*TASK DETAILS*:
Scan the data beneath this task and copy each line that includes "title".

*Entries taken from a collection*:
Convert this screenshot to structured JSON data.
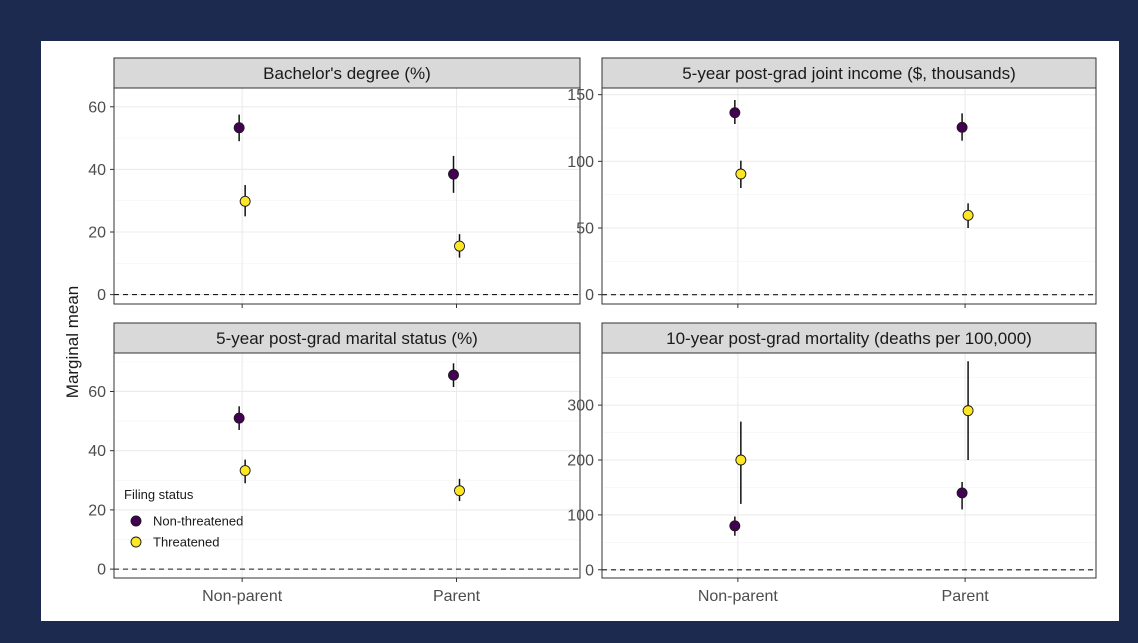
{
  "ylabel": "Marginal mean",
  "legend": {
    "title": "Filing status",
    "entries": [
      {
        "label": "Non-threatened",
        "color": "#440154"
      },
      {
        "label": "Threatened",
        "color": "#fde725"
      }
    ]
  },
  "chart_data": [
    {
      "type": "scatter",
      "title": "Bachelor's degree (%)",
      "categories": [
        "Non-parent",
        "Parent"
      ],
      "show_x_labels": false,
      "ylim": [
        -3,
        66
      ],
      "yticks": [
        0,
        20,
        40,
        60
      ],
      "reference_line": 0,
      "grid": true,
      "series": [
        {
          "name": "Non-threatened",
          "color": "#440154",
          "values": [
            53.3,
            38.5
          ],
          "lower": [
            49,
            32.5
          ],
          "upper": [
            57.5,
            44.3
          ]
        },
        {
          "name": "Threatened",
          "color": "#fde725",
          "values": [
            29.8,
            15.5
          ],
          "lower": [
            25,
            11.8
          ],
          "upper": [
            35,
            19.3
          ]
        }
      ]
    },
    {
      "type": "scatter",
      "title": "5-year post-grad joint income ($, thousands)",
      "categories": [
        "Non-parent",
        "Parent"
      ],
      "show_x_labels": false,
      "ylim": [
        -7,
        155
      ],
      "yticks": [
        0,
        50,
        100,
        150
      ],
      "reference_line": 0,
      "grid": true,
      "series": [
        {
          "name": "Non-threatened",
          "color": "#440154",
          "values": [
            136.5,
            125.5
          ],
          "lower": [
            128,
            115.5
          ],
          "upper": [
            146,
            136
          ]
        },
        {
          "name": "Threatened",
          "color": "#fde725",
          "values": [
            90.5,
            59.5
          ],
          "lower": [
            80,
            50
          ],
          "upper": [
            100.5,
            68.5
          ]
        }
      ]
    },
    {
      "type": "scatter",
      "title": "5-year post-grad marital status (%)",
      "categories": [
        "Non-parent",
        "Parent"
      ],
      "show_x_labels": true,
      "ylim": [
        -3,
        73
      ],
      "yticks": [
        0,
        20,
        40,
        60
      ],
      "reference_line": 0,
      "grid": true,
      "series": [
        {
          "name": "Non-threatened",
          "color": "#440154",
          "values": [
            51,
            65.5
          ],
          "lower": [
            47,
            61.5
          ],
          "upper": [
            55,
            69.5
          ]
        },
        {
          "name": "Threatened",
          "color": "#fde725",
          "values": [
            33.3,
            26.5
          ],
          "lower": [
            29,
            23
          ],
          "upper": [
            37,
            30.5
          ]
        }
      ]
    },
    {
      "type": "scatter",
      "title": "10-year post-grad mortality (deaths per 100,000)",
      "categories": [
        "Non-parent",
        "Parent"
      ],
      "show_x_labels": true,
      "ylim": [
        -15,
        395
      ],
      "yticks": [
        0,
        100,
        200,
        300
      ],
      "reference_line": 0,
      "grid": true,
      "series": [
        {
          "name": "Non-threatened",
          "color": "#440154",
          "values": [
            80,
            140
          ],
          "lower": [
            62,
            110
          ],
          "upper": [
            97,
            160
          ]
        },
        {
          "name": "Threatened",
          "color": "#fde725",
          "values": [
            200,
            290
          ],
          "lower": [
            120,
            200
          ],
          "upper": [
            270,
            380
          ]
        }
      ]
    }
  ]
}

--

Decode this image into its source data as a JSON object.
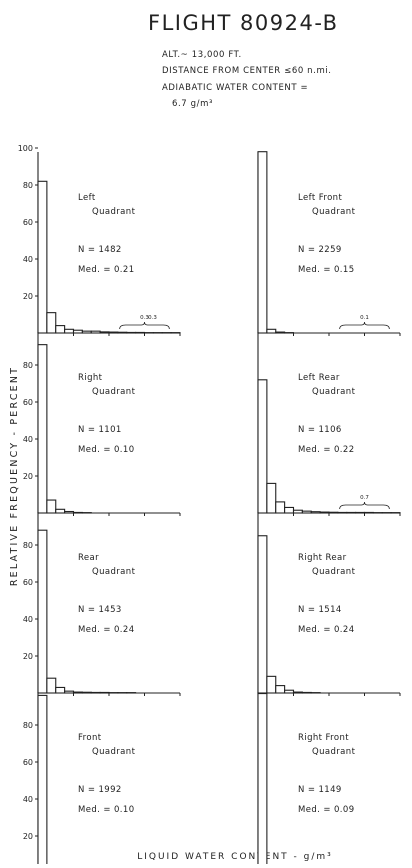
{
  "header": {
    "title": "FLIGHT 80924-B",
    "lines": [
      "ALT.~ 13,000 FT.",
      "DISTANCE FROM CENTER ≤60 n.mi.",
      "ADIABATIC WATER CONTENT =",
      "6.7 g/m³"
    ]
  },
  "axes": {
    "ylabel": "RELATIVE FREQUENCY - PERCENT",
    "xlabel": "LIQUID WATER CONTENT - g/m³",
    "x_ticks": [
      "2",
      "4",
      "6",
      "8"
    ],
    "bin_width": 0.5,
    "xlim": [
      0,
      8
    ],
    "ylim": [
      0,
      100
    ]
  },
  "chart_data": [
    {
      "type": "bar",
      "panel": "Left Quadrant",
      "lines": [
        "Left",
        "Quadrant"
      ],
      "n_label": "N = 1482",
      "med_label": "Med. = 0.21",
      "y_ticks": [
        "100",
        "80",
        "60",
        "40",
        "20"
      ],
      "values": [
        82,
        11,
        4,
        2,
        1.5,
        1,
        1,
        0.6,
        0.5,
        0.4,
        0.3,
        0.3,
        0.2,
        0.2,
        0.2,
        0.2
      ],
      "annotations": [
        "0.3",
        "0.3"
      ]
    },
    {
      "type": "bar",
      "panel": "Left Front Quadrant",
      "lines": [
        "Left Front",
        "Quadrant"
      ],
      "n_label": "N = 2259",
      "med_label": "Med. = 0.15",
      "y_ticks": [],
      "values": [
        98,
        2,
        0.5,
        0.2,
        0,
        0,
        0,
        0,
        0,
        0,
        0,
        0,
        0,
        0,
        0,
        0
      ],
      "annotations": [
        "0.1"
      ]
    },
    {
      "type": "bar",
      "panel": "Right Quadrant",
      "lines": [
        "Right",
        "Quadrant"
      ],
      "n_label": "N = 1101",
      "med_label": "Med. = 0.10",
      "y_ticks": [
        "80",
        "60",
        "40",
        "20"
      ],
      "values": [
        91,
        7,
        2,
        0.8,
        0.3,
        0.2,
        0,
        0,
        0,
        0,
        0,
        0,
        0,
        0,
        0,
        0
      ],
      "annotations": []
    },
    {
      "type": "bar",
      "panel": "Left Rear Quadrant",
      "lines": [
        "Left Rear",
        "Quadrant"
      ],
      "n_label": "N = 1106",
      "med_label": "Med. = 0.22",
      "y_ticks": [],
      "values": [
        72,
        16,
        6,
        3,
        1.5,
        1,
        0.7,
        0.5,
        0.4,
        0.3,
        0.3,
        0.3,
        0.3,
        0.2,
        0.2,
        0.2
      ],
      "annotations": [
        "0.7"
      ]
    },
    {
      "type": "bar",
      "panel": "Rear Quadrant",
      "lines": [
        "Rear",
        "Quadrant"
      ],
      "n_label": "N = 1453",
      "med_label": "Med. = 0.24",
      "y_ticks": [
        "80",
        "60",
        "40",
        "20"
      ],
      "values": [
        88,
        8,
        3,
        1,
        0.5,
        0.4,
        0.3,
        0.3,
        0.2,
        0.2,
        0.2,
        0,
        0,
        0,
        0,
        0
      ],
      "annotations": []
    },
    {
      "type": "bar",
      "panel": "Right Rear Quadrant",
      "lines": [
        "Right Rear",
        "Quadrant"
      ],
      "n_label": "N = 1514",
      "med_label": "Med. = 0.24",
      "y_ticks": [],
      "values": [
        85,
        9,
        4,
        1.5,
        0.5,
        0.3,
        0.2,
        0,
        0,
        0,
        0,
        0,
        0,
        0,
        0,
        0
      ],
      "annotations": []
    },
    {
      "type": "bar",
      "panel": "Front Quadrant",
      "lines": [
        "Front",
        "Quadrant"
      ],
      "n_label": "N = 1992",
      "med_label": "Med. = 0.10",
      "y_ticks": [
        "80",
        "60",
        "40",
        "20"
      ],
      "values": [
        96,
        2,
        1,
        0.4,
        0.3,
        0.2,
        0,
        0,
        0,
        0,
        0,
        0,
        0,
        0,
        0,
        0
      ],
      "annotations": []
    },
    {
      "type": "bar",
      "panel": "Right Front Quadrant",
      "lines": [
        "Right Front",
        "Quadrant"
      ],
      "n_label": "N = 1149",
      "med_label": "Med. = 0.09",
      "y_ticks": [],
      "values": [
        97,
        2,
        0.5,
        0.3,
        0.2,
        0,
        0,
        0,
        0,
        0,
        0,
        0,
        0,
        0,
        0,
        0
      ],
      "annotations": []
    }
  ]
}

*FINISHED TASK*:
    "title": "Filing status",
      "title": "Bachelor's degree (%)",
      "title": "5-year post-grad joint income ($, thousands)",
      "title": "5-year post-grad marital status (%)",
      "title": "10-year post-grad mortality (deaths per 100,000)",
    "title": "FLIGHT 80924-B",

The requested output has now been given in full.